Reproduce all of the records exactly.

--- Given information ---

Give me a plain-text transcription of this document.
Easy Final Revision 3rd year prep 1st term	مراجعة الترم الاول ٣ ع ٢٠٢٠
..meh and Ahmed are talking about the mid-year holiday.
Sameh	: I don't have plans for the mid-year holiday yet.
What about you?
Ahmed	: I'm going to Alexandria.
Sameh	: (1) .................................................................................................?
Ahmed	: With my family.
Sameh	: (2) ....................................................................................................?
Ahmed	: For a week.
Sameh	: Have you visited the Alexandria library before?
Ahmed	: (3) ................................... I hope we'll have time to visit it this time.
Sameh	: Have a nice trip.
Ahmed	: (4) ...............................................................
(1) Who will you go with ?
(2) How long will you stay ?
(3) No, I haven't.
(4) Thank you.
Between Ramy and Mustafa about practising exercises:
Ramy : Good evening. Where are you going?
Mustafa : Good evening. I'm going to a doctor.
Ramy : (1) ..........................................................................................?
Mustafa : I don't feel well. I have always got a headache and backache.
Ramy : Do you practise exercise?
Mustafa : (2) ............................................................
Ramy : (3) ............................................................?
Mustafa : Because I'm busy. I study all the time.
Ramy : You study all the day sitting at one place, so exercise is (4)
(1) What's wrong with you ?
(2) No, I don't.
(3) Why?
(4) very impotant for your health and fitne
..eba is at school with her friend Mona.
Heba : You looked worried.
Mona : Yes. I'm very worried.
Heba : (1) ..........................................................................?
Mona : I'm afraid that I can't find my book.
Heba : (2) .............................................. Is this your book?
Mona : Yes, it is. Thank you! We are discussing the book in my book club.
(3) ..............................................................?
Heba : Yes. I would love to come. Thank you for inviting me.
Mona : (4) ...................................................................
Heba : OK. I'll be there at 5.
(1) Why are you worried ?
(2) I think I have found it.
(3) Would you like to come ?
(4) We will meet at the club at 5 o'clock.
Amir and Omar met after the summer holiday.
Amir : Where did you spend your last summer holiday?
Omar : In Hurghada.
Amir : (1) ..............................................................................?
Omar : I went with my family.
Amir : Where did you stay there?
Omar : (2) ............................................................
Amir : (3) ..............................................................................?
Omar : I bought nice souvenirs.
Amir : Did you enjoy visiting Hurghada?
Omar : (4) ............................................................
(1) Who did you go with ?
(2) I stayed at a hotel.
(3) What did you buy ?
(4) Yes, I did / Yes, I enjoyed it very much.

---

- **Reply**:
Give me a plain-text transcription of this document.
Easy Final Revision 3rd year prep 1st term	مراجعة الترم الاول ٣ ع ٢٠٢٠
..meh and Ahmed are talking about the mid-year holiday.
Sameh	: I don't have plans for the mid-year holiday yet.
What about you?
Ahmed	: I'm going to Alexandria.
Sameh	: (1) .................................................................................................?
Ahmed	: With my family.
Sameh	: (2) ....................................................................................................?
Ahmed	: For a week.
Sameh	: Have you visited the Alexandria library before?
Ahmed	: (3) ................................... I hope we'll have time to visit it this time.
Sameh	: Have a nice trip.
Ahmed	: (4) ...............................................................
(1) Who will you go with ?
(2) How long will you stay ?
(3) No, I haven't.
(4) Thank you.
Between Ramy and Mustafa about practising exercises:
Ramy : Good evening. Where are you going?
Mustafa : Good evening. I'm going to a doctor.
Ramy : (1) ..........................................................................................?
Mustafa : I don't feel well. I have always got a headache and backache.
Ramy : Do you practise exercise?
Mustafa : (2) ............................................................
Ramy : (3) ............................................................?
Mustafa : Because I'm busy. I study all the time.
Ramy : You study all the day sitting at one place, so exercise is (4)
(1) What's wrong with you ?
(2) No, I don't.
(3) Why?
(4) very impotant for your health and fitne
..eba is at school with her friend Mona.
Heba : You looked worried.
Mona : Yes. I'm very worried.
Heba : (1) ..........................................................................?
Mona : I'm afraid that I can't find my book.
Heba : (2) .............................................. Is this your book?
Mona : Yes, it is. Thank you! We are discussing the book in my book club.
(3) ..............................................................?
Heba : Yes. I would love to come. Thank you for inviting me.
Mona : (4) ...................................................................
Heba : OK. I'll be there at 5.
(1) Why are you worried ?
(2) I think I have found it.
(3) Would you like to come ?
(4) We will meet at the club at 5 o'clock.
Amir and Omar met after the summer holiday.
Amir : Where did you spend your last summer holiday?
Omar : In Hurghada.
Amir : (1) ..............................................................................?
Omar : I went with my family.
Amir : Where did you stay there?
Omar : (2) ............................................................
Amir : (3) ..............................................................................?
Omar : I bought nice souvenirs.
Amir : Did you enjoy visiting Hurghada?
Omar : (4) ............................................................
(1) Who did you go with ?
(2) I stayed at a hotel.
(3) What did you buy ?
(4) Yes, I did / Yes, I enjoyed it very much.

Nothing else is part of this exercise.